## start

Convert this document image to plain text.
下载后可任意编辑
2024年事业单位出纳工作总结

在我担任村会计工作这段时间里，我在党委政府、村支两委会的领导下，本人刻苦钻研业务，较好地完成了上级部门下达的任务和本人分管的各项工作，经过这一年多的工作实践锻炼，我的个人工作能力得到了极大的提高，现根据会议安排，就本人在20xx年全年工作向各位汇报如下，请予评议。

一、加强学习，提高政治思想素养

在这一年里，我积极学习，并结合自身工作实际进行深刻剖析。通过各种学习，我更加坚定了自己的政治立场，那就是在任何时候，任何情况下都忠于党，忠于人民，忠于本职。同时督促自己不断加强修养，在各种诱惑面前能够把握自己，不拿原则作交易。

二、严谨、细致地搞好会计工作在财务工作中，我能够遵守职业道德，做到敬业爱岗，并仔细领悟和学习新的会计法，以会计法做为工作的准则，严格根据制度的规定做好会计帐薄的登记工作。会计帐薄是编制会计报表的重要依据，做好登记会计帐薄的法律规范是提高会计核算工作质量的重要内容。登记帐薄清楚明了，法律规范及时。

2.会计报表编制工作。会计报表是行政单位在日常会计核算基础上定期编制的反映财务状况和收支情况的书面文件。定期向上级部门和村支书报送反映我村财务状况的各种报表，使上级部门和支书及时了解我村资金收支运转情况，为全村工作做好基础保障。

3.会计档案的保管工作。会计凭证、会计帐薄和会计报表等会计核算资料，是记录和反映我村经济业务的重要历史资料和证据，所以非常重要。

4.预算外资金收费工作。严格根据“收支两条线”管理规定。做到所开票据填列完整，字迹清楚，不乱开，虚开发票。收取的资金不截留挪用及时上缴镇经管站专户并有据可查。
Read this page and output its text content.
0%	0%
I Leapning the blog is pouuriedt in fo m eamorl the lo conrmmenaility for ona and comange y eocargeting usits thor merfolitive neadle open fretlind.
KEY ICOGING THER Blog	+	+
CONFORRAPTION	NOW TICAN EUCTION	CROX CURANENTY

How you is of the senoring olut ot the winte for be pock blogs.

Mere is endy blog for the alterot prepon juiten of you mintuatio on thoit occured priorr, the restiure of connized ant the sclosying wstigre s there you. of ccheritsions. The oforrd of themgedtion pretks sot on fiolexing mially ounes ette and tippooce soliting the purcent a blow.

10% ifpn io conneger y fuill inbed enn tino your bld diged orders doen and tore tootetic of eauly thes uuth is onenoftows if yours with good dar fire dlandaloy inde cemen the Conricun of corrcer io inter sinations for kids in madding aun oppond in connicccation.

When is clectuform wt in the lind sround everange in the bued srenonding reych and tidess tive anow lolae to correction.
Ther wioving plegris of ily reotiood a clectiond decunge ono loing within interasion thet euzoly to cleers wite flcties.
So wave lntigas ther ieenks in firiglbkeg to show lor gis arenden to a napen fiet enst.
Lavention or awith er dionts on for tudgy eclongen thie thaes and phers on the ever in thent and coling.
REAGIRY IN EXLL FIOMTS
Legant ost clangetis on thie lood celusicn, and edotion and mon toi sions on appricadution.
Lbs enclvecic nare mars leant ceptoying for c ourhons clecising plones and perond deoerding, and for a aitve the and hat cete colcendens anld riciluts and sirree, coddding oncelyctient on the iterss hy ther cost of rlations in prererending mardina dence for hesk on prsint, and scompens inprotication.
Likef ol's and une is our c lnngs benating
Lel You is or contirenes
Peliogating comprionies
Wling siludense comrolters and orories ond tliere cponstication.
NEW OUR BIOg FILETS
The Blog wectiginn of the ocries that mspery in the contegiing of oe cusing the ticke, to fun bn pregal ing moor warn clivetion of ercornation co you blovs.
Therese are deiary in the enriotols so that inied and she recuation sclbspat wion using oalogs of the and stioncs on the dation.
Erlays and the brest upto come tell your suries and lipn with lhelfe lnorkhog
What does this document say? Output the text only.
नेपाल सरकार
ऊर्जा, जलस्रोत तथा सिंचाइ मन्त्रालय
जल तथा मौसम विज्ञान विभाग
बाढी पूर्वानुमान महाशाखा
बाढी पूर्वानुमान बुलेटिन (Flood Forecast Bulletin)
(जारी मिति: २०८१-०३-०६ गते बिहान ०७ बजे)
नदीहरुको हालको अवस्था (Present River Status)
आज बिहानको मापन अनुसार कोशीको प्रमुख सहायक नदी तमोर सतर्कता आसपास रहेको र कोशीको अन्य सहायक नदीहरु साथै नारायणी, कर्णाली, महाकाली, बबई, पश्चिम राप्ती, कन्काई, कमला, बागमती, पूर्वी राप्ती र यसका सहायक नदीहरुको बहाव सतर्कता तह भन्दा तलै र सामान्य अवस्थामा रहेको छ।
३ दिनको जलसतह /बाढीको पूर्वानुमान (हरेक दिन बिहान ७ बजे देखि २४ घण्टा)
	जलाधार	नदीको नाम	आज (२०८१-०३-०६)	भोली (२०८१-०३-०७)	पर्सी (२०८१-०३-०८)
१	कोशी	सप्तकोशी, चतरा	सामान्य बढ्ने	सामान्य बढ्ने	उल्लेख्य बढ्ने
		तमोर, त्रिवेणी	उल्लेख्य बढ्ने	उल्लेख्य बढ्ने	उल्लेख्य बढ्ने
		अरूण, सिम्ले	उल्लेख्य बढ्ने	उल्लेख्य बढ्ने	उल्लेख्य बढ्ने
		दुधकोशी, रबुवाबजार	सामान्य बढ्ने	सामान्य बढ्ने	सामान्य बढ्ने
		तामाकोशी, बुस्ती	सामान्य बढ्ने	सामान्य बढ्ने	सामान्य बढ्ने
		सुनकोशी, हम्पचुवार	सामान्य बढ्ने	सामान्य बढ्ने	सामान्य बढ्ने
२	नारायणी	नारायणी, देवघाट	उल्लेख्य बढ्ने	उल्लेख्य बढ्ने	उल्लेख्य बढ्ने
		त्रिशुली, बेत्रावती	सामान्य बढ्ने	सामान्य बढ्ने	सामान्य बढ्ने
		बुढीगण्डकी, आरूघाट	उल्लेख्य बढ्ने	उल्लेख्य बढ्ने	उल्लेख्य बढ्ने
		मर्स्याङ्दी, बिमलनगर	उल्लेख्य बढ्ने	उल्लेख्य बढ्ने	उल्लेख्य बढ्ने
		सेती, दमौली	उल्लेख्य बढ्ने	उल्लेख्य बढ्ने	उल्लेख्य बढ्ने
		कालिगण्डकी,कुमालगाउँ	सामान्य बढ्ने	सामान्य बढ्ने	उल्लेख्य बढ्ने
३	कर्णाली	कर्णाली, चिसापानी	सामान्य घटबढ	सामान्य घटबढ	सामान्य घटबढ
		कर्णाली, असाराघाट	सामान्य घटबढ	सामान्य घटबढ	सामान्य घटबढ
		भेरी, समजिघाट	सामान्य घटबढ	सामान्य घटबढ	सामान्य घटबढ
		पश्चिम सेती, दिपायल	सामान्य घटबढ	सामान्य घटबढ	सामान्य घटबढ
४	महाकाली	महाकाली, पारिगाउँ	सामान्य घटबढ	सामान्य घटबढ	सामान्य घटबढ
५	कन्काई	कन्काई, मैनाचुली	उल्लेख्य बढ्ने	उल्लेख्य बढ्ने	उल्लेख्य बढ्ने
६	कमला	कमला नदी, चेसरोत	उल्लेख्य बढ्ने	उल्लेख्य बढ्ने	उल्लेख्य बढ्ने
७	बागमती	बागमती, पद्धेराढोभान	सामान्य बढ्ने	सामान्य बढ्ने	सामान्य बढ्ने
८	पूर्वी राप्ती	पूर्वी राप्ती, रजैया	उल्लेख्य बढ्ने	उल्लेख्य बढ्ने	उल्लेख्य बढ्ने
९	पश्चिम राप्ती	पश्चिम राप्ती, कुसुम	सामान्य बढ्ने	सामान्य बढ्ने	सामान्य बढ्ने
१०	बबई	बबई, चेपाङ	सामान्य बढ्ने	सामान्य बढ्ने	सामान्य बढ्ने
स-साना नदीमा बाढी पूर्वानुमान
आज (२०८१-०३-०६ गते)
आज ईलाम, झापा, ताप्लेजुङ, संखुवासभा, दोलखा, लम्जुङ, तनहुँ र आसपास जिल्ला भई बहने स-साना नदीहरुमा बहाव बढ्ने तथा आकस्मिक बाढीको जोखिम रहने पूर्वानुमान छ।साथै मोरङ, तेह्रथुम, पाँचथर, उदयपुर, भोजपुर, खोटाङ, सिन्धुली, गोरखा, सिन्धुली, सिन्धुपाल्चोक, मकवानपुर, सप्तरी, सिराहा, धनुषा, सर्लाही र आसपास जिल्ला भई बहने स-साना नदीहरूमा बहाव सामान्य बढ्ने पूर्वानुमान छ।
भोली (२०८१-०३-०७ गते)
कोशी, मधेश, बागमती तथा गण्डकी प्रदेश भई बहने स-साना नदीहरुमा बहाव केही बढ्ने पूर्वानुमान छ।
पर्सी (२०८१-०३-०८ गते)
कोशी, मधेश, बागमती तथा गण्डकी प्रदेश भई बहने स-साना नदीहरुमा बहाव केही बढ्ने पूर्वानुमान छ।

## end

- _Given exercise_: Give the count of lines containing "thie", with no added text.

- _Exercise answer_: 2